Exercise aim →
Will you print the material below without altering a single character?
━━━━━━━━
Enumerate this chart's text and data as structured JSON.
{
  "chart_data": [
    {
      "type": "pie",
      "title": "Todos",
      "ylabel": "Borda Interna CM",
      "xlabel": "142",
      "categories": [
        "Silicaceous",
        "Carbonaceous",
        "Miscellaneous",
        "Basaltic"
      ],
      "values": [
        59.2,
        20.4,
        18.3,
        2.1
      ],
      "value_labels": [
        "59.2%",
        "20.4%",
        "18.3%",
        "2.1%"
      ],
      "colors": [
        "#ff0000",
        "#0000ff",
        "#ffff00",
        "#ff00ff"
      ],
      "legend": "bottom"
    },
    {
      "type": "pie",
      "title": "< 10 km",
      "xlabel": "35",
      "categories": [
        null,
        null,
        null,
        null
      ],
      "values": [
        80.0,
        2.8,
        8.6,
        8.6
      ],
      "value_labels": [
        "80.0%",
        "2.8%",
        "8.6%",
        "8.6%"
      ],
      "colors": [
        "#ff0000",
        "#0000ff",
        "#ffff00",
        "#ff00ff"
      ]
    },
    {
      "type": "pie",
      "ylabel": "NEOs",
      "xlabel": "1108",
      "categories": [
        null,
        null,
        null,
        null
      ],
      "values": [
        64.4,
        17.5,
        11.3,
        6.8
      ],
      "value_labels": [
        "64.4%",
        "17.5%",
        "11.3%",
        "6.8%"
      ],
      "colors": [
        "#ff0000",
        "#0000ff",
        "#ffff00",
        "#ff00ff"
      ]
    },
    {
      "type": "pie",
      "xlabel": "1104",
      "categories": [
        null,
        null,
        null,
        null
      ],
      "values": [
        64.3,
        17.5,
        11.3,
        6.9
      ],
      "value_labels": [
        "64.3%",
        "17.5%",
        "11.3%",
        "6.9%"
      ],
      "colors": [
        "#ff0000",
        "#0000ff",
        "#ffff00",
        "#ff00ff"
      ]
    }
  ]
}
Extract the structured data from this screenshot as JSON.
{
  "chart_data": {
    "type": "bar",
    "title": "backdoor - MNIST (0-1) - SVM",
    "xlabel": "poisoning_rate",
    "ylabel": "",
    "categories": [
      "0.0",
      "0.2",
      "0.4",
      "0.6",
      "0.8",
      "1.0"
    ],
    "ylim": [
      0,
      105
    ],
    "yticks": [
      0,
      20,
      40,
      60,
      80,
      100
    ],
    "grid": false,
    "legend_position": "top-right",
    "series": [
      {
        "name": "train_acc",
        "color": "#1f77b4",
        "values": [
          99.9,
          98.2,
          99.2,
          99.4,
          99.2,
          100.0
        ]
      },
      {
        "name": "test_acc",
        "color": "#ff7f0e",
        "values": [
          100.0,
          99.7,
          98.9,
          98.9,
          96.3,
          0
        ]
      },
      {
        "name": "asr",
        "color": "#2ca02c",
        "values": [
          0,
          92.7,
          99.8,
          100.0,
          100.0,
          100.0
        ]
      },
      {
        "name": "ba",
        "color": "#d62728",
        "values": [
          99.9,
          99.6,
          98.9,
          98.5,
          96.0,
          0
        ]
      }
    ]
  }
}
━━━━━━━━
Answer below →
Enumerate this chart's text and data as structured JSON.
{
  "chart_data": [
    {
      "type": "pie",
      "title": "Todos",
      "ylabel": "Borda Interna CM",
      "xlabel": "142",
      "categories": [
        "Silicaceous",
        "Carbonaceous",
        "Miscellaneous",
        "Basaltic"
      ],
      "values": [
        59.2,
        20.4,
        18.3,
        2.1
      ],
      "value_labels": [
        "59.2%",
        "20.4%",
        "18.3%",
        "2.1%"
      ],
      "colors": [
        "#ff0000",
        "#0000ff",
        "#ffff00",
        "#ff00ff"
      ],
      "legend": "bottom"
    },
    {
      "type": "pie",
      "title": "< 10 km",
      "xlabel": "35",
      "categories": [
        null,
        null,
        null,
        null
      ],
      "values": [
        80.0,
        2.8,
        8.6,
        8.6
      ],
      "value_labels": [
        "80.0%",
        "2.8%",
        "8.6%",
        "8.6%"
      ],
      "colors": [
        "#ff0000",
        "#0000ff",
        "#ffff00",
        "#ff00ff"
      ]
    },
    {
      "type": "pie",
      "ylabel": "NEOs",
      "xlabel": "1108",
      "categories": [
        null,
        null,
        null,
        null
      ],
      "values": [
        64.4,
        17.5,
        11.3,
        6.8
      ],
      "value_labels": [
        "64.4%",
        "17.5%",
        "11.3%",
        "6.8%"
      ],
      "colors": [
        "#ff0000",
        "#0000ff",
        "#ffff00",
        "#ff00ff"
      ]
    },
    {
      "type": "pie",
      "xlabel": "1104",
      "categories": [
        null,
        null,
        null,
        null
      ],
      "values": [
        64.3,
        17.5,
        11.3,
        6.9
      ],
      "value_labels": [
        "64.3%",
        "17.5%",
        "11.3%",
        "6.9%"
      ],
      "colors": [
        "#ff0000",
        "#0000ff",
        "#ffff00",
        "#ff00ff"
      ]
    }
  ]
}
Extract the structured data from this screenshot as JSON.
{
  "chart_data": {
    "type": "bar",
    "title": "backdoor - MNIST (0-1) - SVM",
    "xlabel": "poisoning_rate",
    "ylabel": "",
    "categories": [
      "0.0",
      "0.2",
      "0.4",
      "0.6",
      "0.8",
      "1.0"
    ],
    "ylim": [
      0,
      105
    ],
    "yticks": [
      0,
      20,
      40,
      60,
      80,
      100
    ],
    "grid": false,
    "legend_position": "top-right",
    "series": [
      {
        "name": "train_acc",
        "color": "#1f77b4",
        "values": [
          99.9,
          98.2,
          99.2,
          99.4,
          99.2,
          100.0
        ]
      },
      {
        "name": "test_acc",
        "color": "#ff7f0e",
        "values": [
          100.0,
          99.7,
          98.9,
          98.9,
          96.3,
          0
        ]
      },
      {
        "name": "asr",
        "color": "#2ca02c",
        "values": [
          0,
          92.7,
          99.8,
          100.0,
          100.0,
          100.0
        ]
      },
      {
        "name": "ba",
        "color": "#d62728",
        "values": [
          99.9,
          99.6,
          98.9,
          98.5,
          96.0,
          0
        ]
      }
    ]
  }
}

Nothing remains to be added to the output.